═══ Items

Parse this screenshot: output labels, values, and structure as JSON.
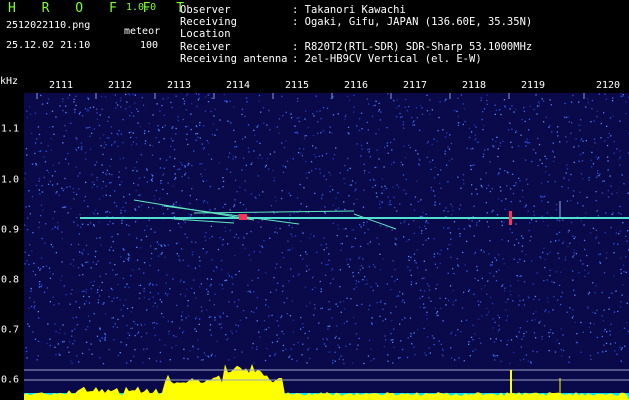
{
  "header": {
    "logo": "H R O F F T",
    "version": "1.0.0",
    "filename": "2512022110.png",
    "mode": "meteor",
    "datetime": "25.12.02 21:10",
    "count": "100"
  },
  "info": [
    {
      "label": "Observer",
      "value": ": Takanori Kawachi"
    },
    {
      "label": "Receiving Location",
      "value": ": Ogaki, Gifu, JAPAN (136.60E, 35.35N)"
    },
    {
      "label": "Receiver",
      "value": ": R820T2(RTL-SDR) SDR-Sharp 53.1000MHz"
    },
    {
      "label": "Receiving antenna",
      "value": ": 2el-HB9CV Vertical (el. E-W)"
    }
  ],
  "axis": {
    "y_unit": "kHz",
    "x_ticks": [
      "2111",
      "2112",
      "2113",
      "2114",
      "2115",
      "2116",
      "2117",
      "2118",
      "2119",
      "2120"
    ],
    "y_ticks": [
      "1.1",
      "1.0",
      "0.9",
      "0.8",
      "0.7",
      "0.6"
    ]
  },
  "colors": {
    "background": "#0a0a4a",
    "noise": "#2a5cff",
    "carrier": "#4fe0d0",
    "spectrum_fill": "#ffff00",
    "spectrum_base": "#00e5ff",
    "logo": "#7CFF2A"
  }
}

══════

Exercise directions: Write the full listing out again with every line unchanged, but include no pictures.

Right answer:
Parse this screenshot: output labels, values, and structure as JSON.
{
  "header": {
    "logo": "H R O F F T",
    "version": "1.0.0",
    "filename": "2512022110.png",
    "mode": "meteor",
    "datetime": "25.12.02 21:10",
    "count": "100"
  },
  "info": [
    {
      "label": "Observer",
      "value": ": Takanori Kawachi"
    },
    {
      "label": "Receiving Location",
      "value": ": Ogaki, Gifu, JAPAN (136.60E, 35.35N)"
    },
    {
      "label": "Receiver",
      "value": ": R820T2(RTL-SDR) SDR-Sharp 53.1000MHz"
    },
    {
      "label": "Receiving antenna",
      "value": ": 2el-HB9CV Vertical (el. E-W)"
    }
  ],
  "axis": {
    "y_unit": "kHz",
    "x_ticks": [
      "2111",
      "2112",
      "2113",
      "2114",
      "2115",
      "2116",
      "2117",
      "2118",
      "2119",
      "2120"
    ],
    "y_ticks": [
      "1.1",
      "1.0",
      "0.9",
      "0.8",
      "0.7",
      "0.6"
    ]
  },
  "colors": {
    "background": "#0a0a4a",
    "noise": "#2a5cff",
    "carrier": "#4fe0d0",
    "spectrum_fill": "#ffff00",
    "spectrum_base": "#00e5ff",
    "logo": "#7CFF2A"
  }
}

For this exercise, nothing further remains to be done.